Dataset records
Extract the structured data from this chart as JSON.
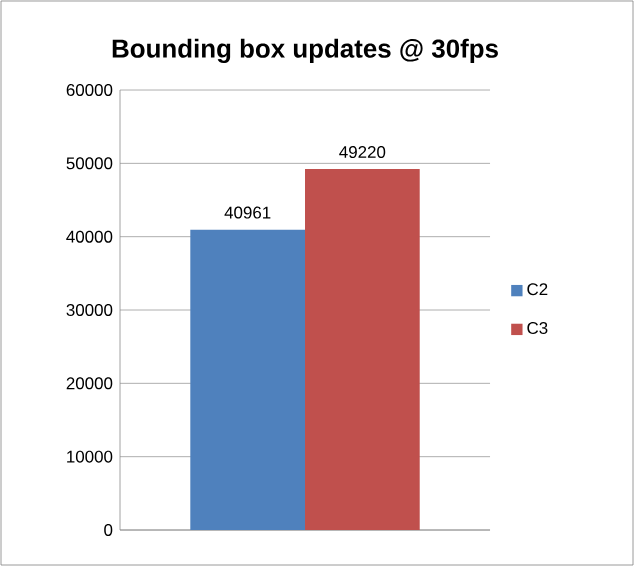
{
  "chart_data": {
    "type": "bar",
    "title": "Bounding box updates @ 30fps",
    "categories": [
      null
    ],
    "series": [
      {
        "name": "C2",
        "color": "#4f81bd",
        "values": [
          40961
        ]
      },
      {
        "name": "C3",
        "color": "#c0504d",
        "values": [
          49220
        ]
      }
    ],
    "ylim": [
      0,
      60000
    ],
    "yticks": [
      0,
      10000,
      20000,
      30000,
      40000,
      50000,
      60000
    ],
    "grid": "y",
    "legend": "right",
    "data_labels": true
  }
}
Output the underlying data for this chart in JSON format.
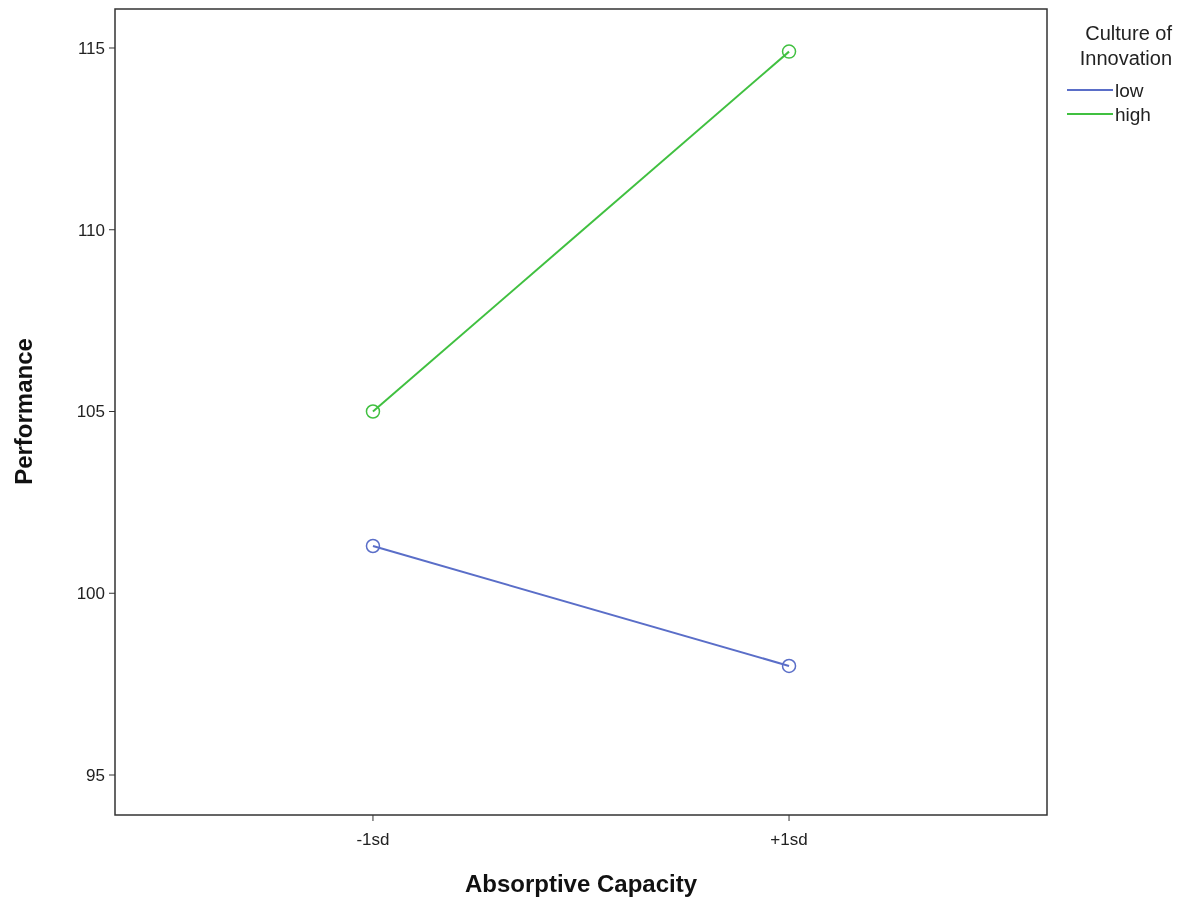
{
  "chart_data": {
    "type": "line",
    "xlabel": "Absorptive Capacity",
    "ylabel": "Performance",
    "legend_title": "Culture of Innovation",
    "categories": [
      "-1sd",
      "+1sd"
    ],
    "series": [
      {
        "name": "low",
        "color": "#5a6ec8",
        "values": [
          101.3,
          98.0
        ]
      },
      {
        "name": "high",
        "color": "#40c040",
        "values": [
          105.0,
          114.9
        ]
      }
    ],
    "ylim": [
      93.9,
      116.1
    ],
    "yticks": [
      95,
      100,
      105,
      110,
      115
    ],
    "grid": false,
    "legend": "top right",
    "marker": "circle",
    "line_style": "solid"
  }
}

Stated problem: Write out the full listing verbatim, excluding its pictures.

Final answer:
Extract the structured data from this chart as JSON.
{
  "chart_data": {
    "type": "bar",
    "title": "Bounding box updates @ 30fps",
    "categories": [
      null
    ],
    "series": [
      {
        "name": "C2",
        "color": "#4f81bd",
        "values": [
          40961
        ]
      },
      {
        "name": "C3",
        "color": "#c0504d",
        "values": [
          49220
        ]
      }
    ],
    "ylim": [
      0,
      60000
    ],
    "yticks": [
      0,
      10000,
      20000,
      30000,
      40000,
      50000,
      60000
    ],
    "grid": "y",
    "legend": "right",
    "data_labels": true
  }
}
Output the underlying data for this chart in JSON format.
{
  "chart_data": {
    "type": "line",
    "xlabel": "Absorptive Capacity",
    "ylabel": "Performance",
    "legend_title": "Culture of Innovation",
    "categories": [
      "-1sd",
      "+1sd"
    ],
    "series": [
      {
        "name": "low",
        "color": "#5a6ec8",
        "values": [
          101.3,
          98.0
        ]
      },
      {
        "name": "high",
        "color": "#40c040",
        "values": [
          105.0,
          114.9
        ]
      }
    ],
    "ylim": [
      93.9,
      116.1
    ],
    "yticks": [
      95,
      100,
      105,
      110,
      115
    ],
    "grid": false,
    "legend": "top right",
    "marker": "circle",
    "line_style": "solid"
  }
}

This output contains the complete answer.